## BEGIN Task input
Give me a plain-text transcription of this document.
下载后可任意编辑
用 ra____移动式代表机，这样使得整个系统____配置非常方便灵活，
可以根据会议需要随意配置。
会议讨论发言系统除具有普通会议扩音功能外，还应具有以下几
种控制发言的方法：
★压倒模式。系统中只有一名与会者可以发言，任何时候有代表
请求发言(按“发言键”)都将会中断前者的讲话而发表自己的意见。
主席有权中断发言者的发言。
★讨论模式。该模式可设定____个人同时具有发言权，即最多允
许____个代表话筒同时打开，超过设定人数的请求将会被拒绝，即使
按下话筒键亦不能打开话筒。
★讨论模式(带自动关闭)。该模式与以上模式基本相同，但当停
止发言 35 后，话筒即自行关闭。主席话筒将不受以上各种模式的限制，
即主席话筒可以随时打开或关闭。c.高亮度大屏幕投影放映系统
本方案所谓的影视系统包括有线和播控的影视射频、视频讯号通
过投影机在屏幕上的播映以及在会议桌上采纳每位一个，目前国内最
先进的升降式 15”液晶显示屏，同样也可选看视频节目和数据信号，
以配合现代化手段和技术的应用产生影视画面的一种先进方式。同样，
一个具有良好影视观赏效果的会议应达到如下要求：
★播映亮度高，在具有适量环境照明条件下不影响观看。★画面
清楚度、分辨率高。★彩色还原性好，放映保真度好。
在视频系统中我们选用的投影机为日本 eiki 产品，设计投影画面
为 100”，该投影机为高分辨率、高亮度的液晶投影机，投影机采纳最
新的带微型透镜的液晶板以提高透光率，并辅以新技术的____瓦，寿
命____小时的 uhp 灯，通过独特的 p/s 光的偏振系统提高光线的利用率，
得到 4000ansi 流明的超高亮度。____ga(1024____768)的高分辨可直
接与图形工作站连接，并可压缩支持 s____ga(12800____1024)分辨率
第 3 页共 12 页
## END Task input
## BEGIN Task input
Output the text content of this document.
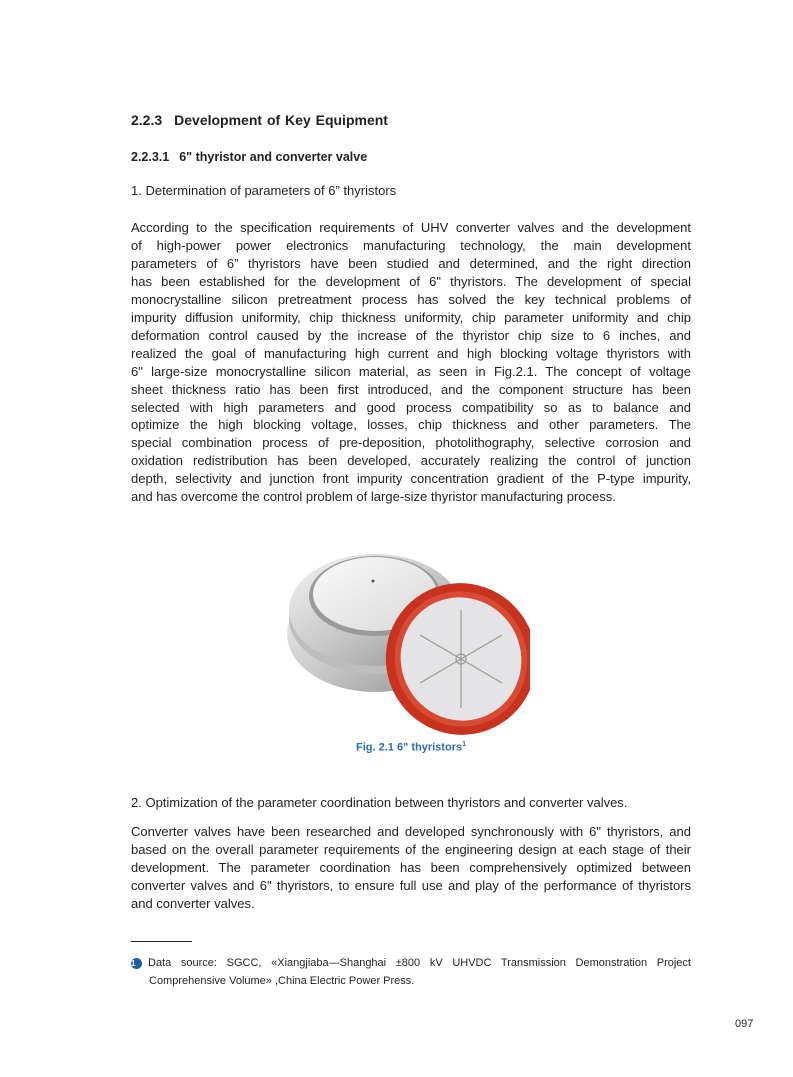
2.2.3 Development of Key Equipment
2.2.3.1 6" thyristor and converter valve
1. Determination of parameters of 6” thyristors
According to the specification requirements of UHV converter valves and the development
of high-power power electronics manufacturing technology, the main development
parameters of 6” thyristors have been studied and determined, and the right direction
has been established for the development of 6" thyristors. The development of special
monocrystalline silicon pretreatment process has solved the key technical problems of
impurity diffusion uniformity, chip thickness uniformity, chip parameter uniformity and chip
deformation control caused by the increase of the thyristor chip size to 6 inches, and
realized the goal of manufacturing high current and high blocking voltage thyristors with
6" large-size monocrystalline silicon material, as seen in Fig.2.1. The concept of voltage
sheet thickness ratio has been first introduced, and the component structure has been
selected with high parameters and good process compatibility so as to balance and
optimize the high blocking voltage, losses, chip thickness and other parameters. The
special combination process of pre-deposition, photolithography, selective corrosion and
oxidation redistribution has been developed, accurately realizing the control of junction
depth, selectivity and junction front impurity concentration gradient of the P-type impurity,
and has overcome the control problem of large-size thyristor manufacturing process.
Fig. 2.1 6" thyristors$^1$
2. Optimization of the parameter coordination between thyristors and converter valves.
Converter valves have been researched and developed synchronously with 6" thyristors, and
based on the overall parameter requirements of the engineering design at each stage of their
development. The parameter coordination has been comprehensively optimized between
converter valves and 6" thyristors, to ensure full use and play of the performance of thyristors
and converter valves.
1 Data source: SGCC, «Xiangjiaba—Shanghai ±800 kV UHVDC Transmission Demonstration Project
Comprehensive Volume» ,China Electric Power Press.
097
## END Task input
**Challenge:** Search the data above for lines holding "have" and copy each of them.

**Solution below:**
parameters of 6” thyristors have been studied and determined, and the right direction
Converter valves have been researched and developed synchronously with 6" thyristors, and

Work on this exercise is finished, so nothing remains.